» Short task: Collect every line of the records below that contains the word "topologicznym".

» Supplied data:
-- START --

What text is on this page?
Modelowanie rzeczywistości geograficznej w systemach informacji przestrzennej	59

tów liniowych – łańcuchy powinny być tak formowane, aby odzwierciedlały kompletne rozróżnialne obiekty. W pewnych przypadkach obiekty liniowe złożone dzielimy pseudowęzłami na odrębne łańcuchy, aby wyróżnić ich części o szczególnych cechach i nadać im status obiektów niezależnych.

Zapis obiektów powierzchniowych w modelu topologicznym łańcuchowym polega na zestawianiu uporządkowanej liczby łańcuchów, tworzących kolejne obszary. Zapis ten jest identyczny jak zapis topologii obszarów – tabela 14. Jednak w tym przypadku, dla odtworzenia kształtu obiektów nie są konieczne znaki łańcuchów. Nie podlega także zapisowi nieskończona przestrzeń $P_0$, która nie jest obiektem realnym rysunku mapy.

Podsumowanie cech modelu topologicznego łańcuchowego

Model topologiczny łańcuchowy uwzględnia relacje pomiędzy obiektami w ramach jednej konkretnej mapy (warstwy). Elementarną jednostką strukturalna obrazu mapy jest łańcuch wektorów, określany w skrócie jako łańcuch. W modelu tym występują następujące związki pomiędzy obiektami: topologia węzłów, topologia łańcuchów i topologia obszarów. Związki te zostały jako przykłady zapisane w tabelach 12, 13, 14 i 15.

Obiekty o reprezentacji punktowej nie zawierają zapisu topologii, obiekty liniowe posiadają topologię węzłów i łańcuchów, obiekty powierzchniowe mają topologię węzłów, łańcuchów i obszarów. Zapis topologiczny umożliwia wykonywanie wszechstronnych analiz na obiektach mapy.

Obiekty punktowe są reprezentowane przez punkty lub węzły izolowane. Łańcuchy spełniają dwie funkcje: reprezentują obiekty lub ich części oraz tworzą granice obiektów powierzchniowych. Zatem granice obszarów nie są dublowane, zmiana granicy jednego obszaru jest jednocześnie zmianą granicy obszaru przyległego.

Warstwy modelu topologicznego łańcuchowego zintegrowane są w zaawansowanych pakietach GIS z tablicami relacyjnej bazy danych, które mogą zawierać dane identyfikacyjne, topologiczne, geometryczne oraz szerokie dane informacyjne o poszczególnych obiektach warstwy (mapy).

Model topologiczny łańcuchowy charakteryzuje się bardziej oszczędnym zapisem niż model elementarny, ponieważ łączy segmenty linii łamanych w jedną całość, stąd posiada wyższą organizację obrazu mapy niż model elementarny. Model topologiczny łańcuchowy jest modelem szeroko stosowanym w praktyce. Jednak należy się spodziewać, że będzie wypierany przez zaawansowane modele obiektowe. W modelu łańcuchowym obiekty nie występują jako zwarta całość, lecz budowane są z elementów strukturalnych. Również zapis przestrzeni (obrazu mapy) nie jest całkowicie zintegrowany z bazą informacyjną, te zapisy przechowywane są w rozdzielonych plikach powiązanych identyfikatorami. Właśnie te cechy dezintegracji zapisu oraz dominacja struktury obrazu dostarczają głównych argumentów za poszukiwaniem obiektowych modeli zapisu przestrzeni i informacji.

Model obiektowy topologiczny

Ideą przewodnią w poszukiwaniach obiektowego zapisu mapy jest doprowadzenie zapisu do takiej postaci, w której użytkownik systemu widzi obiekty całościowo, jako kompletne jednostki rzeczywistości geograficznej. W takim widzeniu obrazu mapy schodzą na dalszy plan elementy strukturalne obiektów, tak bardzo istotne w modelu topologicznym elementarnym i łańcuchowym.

-- END --

» Written reply:
Zapis obiektów powierzchniowych w modelu topologicznym łańcuchowym polega na zestawianiu uporządkowanej liczby łańcuchów, tworzących kolejne obszary. Zapis ten jest identyczny jak zapis topologii obszarów – tabela 14. Jednak w tym przypadku, dla odtworzenia kształtu obiektów nie są konieczne znaki łańcuchów. Nie podlega także zapisowi nieskończona przestrzeń $P_0$, która nie jest obiektem realnym rysunku mapy.
Ideą przewodnią w poszukiwaniach obiektowego zapisu mapy jest doprowadzenie zapisu do takiej postaci, w której użytkownik systemu widzi obiekty całościowo, jako kompletne jednostki rzeczywistości geograficznej. W takim widzeniu obrazu mapy schodzą na dalszy plan elementy strukturalne obiektów, tak bardzo istotne w modelu topologicznym elementarnym i łańcuchowym.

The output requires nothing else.